**INFORMATION SHOWN**
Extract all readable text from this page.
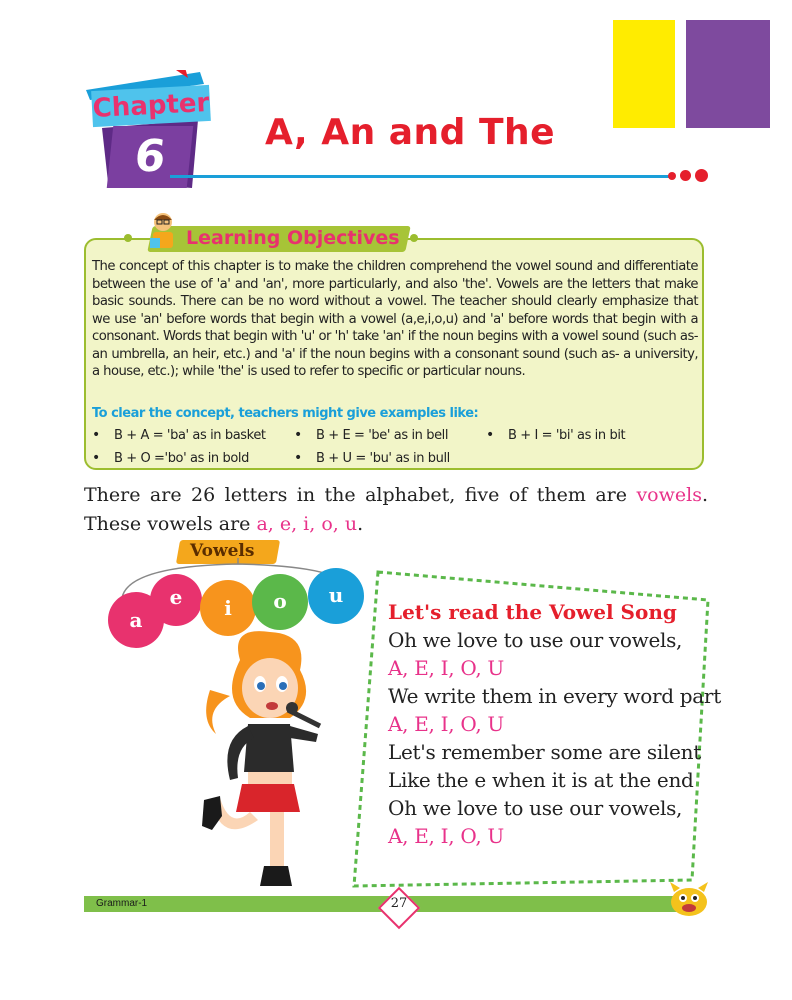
Chapter
6	A, An and The
Learning Objectives
The concept of this chapter is to make the children comprehend the vowel sound and differentiate between the use of 'a' and 'an', more particularly, and also 'the'. Vowels are the letters that make basic sounds. There can be no word without a vowel. The teacher should clearly emphasize that we use 'an' before words that begin with a vowel (a,e,i,o,u) and 'a' before words that begin with a consonant. Words that begin with 'u' or 'h' take 'an' if the noun begins with a vowel sound (such as- an umbrella, an heir, etc.) and 'a' if the noun begins with a consonant sound (such as- a university, a house, etc.); while 'the' is used to refer to specific or particular nouns.
To clear the concept, teachers might give examples like:
• B + A = 'ba' as in basket	• B + E = 'be' as in bell	• B + I = 'bi' as in bit
• B + O ='bo' as in bold	• B + U = 'bu' as in bull
There are 26 letters in the alphabet, five of them are vowels. These vowels are a, e, i, o, u.
Vowels
a
e	i	o	u
Let's read the Vowel Song
Oh we love to use our vowels,
A, E, I, O, U
We write them in every word part
A, E, I, O, U
Let's remember some are silent
Like the e when it is at the end
Oh we love to use our vowels,
A, E, I, O, U
Grammar-1	27
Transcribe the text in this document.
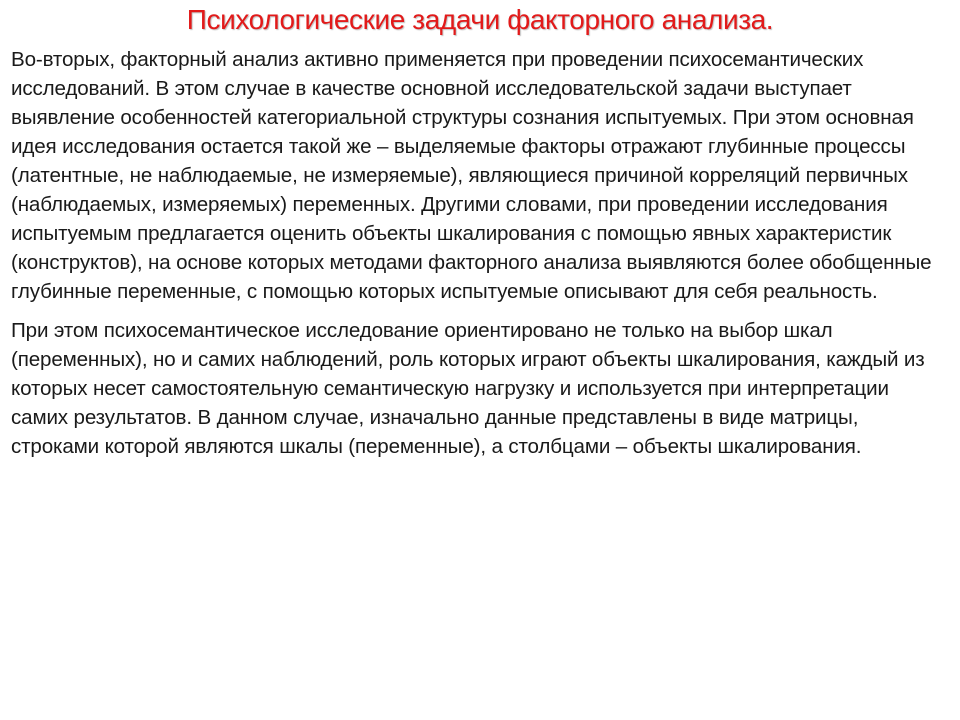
Психологические задачи факторного анализа.

Во-вторых, факторный анализ активно применяется при проведении психосемантических исследований. В этом случае в качестве основной исследовательской задачи выступает выявление особенностей категориальной структуры сознания испытуемых. При этом основная идея исследования остается такой же – выделяемые факторы отражают глубинные процессы (латентные, не наблюдаемые, не измеряемые), являющиеся причиной корреляций первичных (наблюдаемых, измеряемых) переменных. Другими словами, при проведении исследования испытуемым предлагается оценить объекты шкалирования с помощью явных характеристик (конструктов), на основе которых методами факторного анализа выявляются более обобщенные глубинные переменные, с помощью которых испытуемые описывают для себя реальность.

При этом психосемантическое исследование ориентировано не только на выбор шкал (переменных), но и самих наблюдений, роль которых играют объекты шкалирования, каждый из которых несет самостоятельную семантическую нагрузку и используется при интерпретации самих результатов. В данном случае, изначально данные представлены в виде матрицы, строками которой являются шкалы (переменные), а столбцами – объекты шкалирования.
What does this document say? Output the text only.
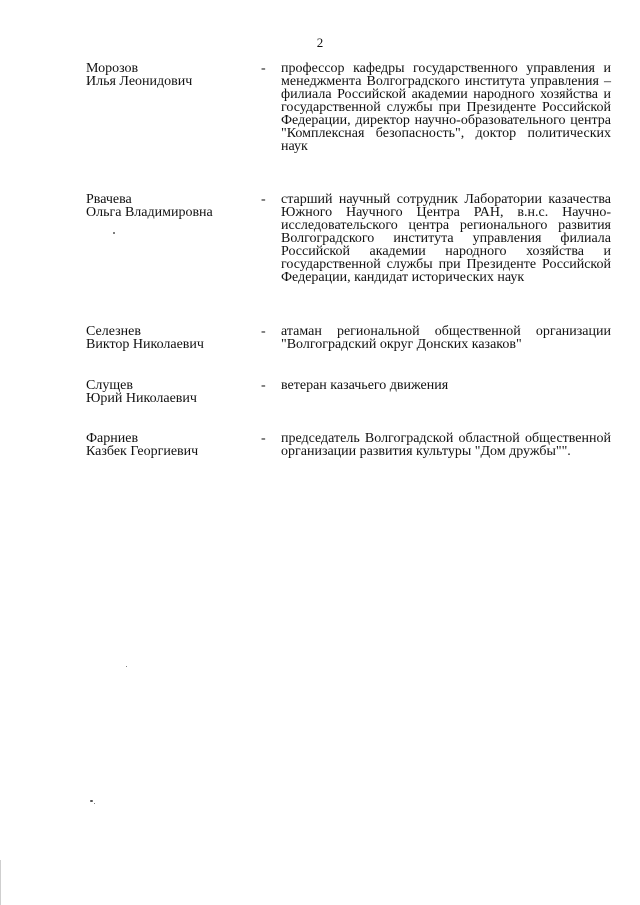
2
Морозов
Илья Леонидович
-	профессор кафедры государственного управления и менеджмента Волгоградского института управления – филиала Российской академии народного хозяйства и государственной службы при Президенте Российской Федерации, директор научно-образовательного центра "Комплексная безопасность", доктор политических наук
Рвачева
Ольга Владимировна
-	старший научный сотрудник Лаборатории казачества Южного Научного Центра РАН, в.н.с. Научно-исследовательского центра регионального развития Волгоградского института управления филиала Российской академии народного хозяйства и государственной службы при Президенте Российской Федерации, кандидат исторических наук
Селезнев
Виктор Николаевич
-	атаман региональной общественной организации "Волгоградский округ Донских казаков"
Слущев
Юрий Николаевич
-	ветеран казачьего движения
Фарниев
Казбек Георгиевич
-	председатель Волгоградской областной общественной организации развития культуры "Дом дружбы"".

**WORK TO BE COMPLETED**
Leave out every picture and copy the rest of the records exactly.

**THE RESPONSE**
Extract all readable text from this page.
Chapter
6	A, An and The
Learning Objectives
The concept of this chapter is to make the children comprehend the vowel sound and differentiate between the use of 'a' and 'an', more particularly, and also 'the'. Vowels are the letters that make basic sounds. There can be no word without a vowel. The teacher should clearly emphasize that we use 'an' before words that begin with a vowel (a,e,i,o,u) and 'a' before words that begin with a consonant. Words that begin with 'u' or 'h' take 'an' if the noun begins with a vowel sound (such as- an umbrella, an heir, etc.) and 'a' if the noun begins with a consonant sound (such as- a university, a house, etc.); while 'the' is used to refer to specific or particular nouns.
To clear the concept, teachers might give examples like:
• B + A = 'ba' as in basket	• B + E = 'be' as in bell	• B + I = 'bi' as in bit
• B + O ='bo' as in bold	• B + U = 'bu' as in bull
There are 26 letters in the alphabet, five of them are vowels. These vowels are a, e, i, o, u.
Vowels
a
e	i	o	u
Let's read the Vowel Song
Oh we love to use our vowels,
A, E, I, O, U
We write them in every word part
A, E, I, O, U
Let's remember some are silent
Like the e when it is at the end
Oh we love to use our vowels,
A, E, I, O, U
Grammar-1	27
Transcribe the text in this document.
Психологические задачи факторного анализа.

Во-вторых, факторный анализ активно применяется при проведении психосемантических исследований. В этом случае в качестве основной исследовательской задачи выступает выявление особенностей категориальной структуры сознания испытуемых. При этом основная идея исследования остается такой же – выделяемые факторы отражают глубинные процессы (латентные, не наблюдаемые, не измеряемые), являющиеся причиной корреляций первичных (наблюдаемых, измеряемых) переменных. Другими словами, при проведении исследования испытуемым предлагается оценить объекты шкалирования с помощью явных характеристик (конструктов), на основе которых методами факторного анализа выявляются более обобщенные глубинные переменные, с помощью которых испытуемые описывают для себя реальность.

При этом психосемантическое исследование ориентировано не только на выбор шкал (переменных), но и самих наблюдений, роль которых играют объекты шкалирования, каждый из которых несет самостоятельную семантическую нагрузку и используется при интерпретации самих результатов. В данном случае, изначально данные представлены в виде матрицы, строками которой являются шкалы (переменные), а столбцами – объекты шкалирования.
What does this document say? Output the text only.
2
Морозов
Илья Леонидович
-	профессор кафедры государственного управления и менеджмента Волгоградского института управления – филиала Российской академии народного хозяйства и государственной службы при Президенте Российской Федерации, директор научно-образовательного центра "Комплексная безопасность", доктор политических наук
Рвачева
Ольга Владимировна
-	старший научный сотрудник Лаборатории казачества Южного Научного Центра РАН, в.н.с. Научно-исследовательского центра регионального развития Волгоградского института управления филиала Российской академии народного хозяйства и государственной службы при Президенте Российской Федерации, кандидат исторических наук
Селезнев
Виктор Николаевич
-	атаман региональной общественной организации "Волгоградский округ Донских казаков"
Слущев
Юрий Николаевич
-	ветеран казачьего движения
Фарниев
Казбек Георгиевич
-	председатель Волгоградской областной общественной организации развития культуры "Дом дружбы"".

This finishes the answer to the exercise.